— BEGIN —

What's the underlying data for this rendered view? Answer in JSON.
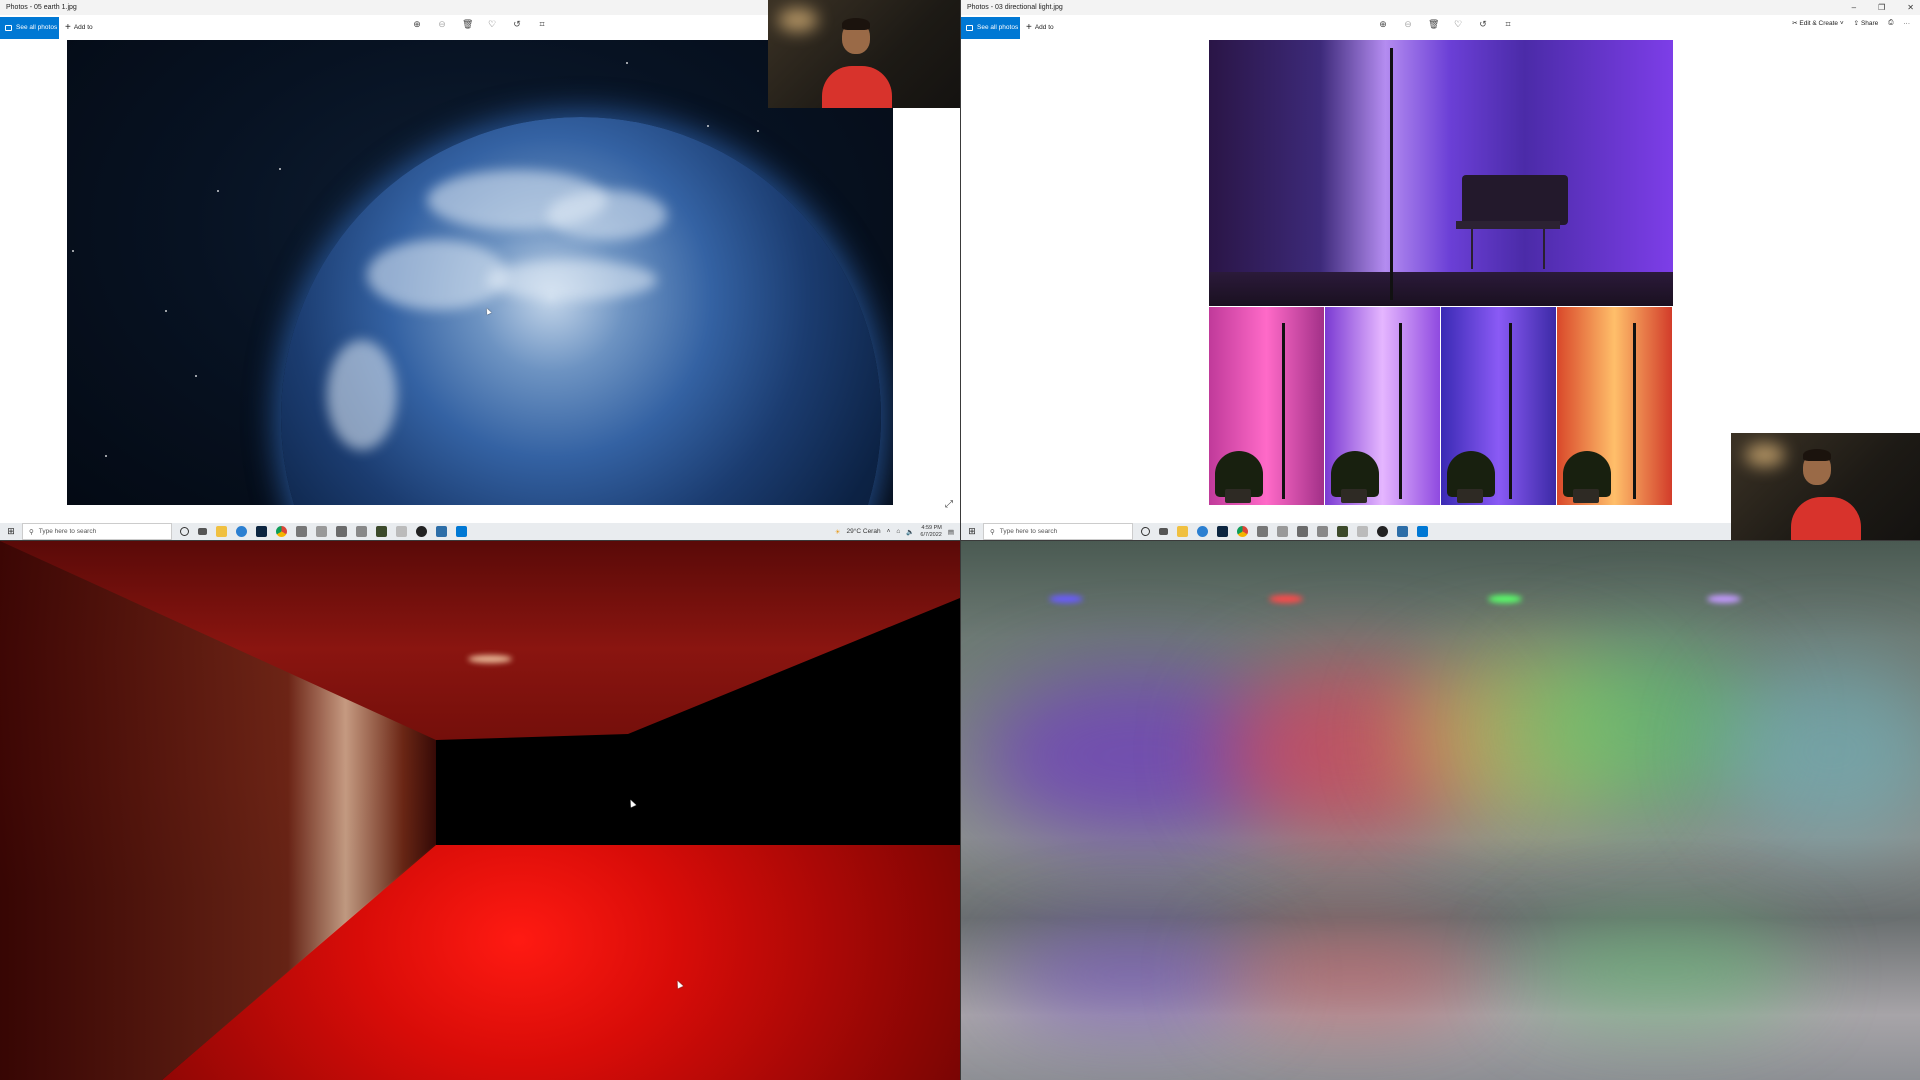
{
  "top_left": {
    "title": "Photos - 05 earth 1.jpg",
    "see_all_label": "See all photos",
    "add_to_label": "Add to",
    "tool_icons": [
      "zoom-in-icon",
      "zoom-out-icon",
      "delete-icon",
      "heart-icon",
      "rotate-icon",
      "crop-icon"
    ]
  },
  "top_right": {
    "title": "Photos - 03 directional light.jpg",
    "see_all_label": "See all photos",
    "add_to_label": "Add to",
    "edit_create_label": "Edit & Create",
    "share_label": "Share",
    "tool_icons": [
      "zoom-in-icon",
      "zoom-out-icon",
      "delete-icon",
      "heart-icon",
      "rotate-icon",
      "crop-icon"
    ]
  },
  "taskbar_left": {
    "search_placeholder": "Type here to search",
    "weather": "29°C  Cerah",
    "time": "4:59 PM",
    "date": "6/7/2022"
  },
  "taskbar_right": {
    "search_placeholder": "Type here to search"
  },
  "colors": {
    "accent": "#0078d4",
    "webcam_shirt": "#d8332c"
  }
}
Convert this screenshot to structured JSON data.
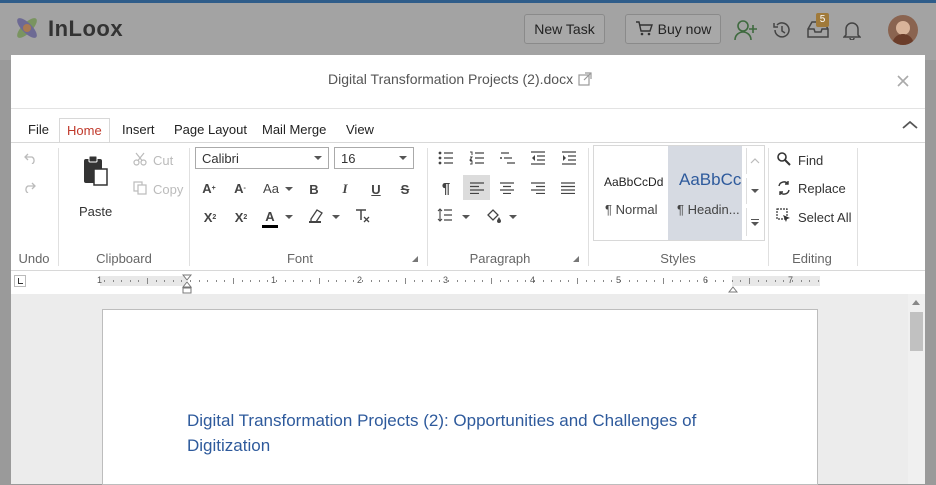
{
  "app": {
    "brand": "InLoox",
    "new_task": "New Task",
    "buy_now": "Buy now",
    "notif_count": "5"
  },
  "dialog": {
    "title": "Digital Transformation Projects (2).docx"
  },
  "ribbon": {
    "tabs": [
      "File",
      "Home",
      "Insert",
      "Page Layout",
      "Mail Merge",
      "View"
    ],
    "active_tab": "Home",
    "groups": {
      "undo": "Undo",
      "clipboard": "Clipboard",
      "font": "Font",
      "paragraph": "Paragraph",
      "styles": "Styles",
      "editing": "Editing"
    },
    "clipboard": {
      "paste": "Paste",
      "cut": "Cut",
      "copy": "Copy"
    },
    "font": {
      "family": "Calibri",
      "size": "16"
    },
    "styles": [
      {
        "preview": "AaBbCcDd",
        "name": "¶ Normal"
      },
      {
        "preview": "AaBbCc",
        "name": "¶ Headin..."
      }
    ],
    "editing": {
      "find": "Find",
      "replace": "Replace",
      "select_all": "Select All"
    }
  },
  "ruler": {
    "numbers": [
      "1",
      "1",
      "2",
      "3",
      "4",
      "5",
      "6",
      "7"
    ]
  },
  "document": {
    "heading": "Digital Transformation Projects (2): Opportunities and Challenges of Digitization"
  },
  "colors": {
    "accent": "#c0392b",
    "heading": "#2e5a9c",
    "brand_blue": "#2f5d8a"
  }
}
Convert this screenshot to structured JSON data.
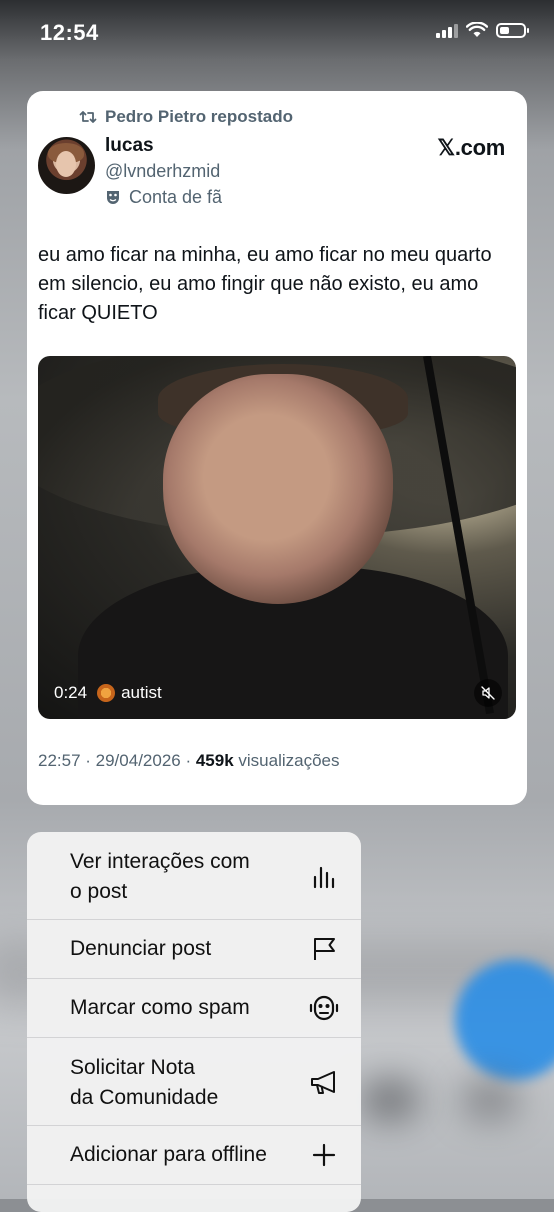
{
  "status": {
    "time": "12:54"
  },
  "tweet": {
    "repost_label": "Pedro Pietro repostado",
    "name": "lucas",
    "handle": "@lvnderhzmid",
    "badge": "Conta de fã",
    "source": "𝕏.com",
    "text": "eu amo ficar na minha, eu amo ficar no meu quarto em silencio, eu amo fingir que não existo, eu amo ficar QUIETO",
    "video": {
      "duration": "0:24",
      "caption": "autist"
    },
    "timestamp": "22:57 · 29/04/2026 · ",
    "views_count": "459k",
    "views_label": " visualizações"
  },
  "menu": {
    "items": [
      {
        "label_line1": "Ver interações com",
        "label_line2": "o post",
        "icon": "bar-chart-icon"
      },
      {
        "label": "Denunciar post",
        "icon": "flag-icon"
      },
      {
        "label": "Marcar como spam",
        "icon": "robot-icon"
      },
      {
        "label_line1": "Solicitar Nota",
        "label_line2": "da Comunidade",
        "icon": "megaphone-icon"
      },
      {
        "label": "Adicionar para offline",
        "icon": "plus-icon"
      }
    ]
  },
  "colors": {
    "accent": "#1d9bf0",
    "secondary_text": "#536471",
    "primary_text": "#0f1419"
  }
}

— END —

Quote the material word for word, dropping any images it holds.

What's the underlying data for this rendered view? Answer in JSON.
{
  "top_left": {
    "title": "Photos - 05 earth 1.jpg",
    "see_all_label": "See all photos",
    "add_to_label": "Add to",
    "tool_icons": [
      "zoom-in-icon",
      "zoom-out-icon",
      "delete-icon",
      "heart-icon",
      "rotate-icon",
      "crop-icon"
    ]
  },
  "top_right": {
    "title": "Photos - 03 directional light.jpg",
    "see_all_label": "See all photos",
    "add_to_label": "Add to",
    "edit_create_label": "Edit & Create",
    "share_label": "Share",
    "tool_icons": [
      "zoom-in-icon",
      "zoom-out-icon",
      "delete-icon",
      "heart-icon",
      "rotate-icon",
      "crop-icon"
    ]
  },
  "taskbar_left": {
    "search_placeholder": "Type here to search",
    "weather": "29°C  Cerah",
    "time": "4:59 PM",
    "date": "6/7/2022"
  },
  "taskbar_right": {
    "search_placeholder": "Type here to search"
  },
  "colors": {
    "accent": "#0078d4",
    "webcam_shirt": "#d8332c"
  }
}
Convert this screenshot to structured JSON data.
{
  "app": {
    "brand": "InLoox",
    "new_task": "New Task",
    "buy_now": "Buy now",
    "notif_count": "5"
  },
  "dialog": {
    "title": "Digital Transformation Projects (2).docx"
  },
  "ribbon": {
    "tabs": [
      "File",
      "Home",
      "Insert",
      "Page Layout",
      "Mail Merge",
      "View"
    ],
    "active_tab": "Home",
    "groups": {
      "undo": "Undo",
      "clipboard": "Clipboard",
      "font": "Font",
      "paragraph": "Paragraph",
      "styles": "Styles",
      "editing": "Editing"
    },
    "clipboard": {
      "paste": "Paste",
      "cut": "Cut",
      "copy": "Copy"
    },
    "font": {
      "family": "Calibri",
      "size": "16"
    },
    "styles": [
      {
        "preview": "AaBbCcDd",
        "name": "¶ Normal"
      },
      {
        "preview": "AaBbCc",
        "name": "¶ Headin..."
      }
    ],
    "editing": {
      "find": "Find",
      "replace": "Replace",
      "select_all": "Select All"
    }
  },
  "ruler": {
    "numbers": [
      "1",
      "1",
      "2",
      "3",
      "4",
      "5",
      "6",
      "7"
    ]
  },
  "document": {
    "heading": "Digital Transformation Projects (2): Opportunities and Challenges of Digitization"
  },
  "colors": {
    "accent": "#c0392b",
    "heading": "#2e5a9c",
    "brand_blue": "#2f5d8a"
  }
}
Convert this screenshot to structured JSON data.
{
  "status": {
    "time": "12:54"
  },
  "tweet": {
    "repost_label": "Pedro Pietro repostado",
    "name": "lucas",
    "handle": "@lvnderhzmid",
    "badge": "Conta de fã",
    "source": "𝕏.com",
    "text": "eu amo ficar na minha, eu amo ficar no meu quarto em silencio, eu amo fingir que não existo, eu amo ficar QUIETO",
    "video": {
      "duration": "0:24",
      "caption": "autist"
    },
    "timestamp": "22:57 · 29/04/2026 · ",
    "views_count": "459k",
    "views_label": " visualizações"
  },
  "menu": {
    "items": [
      {
        "label_line1": "Ver interações com",
        "label_line2": "o post",
        "icon": "bar-chart-icon"
      },
      {
        "label": "Denunciar post",
        "icon": "flag-icon"
      },
      {
        "label": "Marcar como spam",
        "icon": "robot-icon"
      },
      {
        "label_line1": "Solicitar Nota",
        "label_line2": "da Comunidade",
        "icon": "megaphone-icon"
      },
      {
        "label": "Adicionar para offline",
        "icon": "plus-icon"
      }
    ]
  },
  "colors": {
    "accent": "#1d9bf0",
    "secondary_text": "#536471",
    "primary_text": "#0f1419"
  }
}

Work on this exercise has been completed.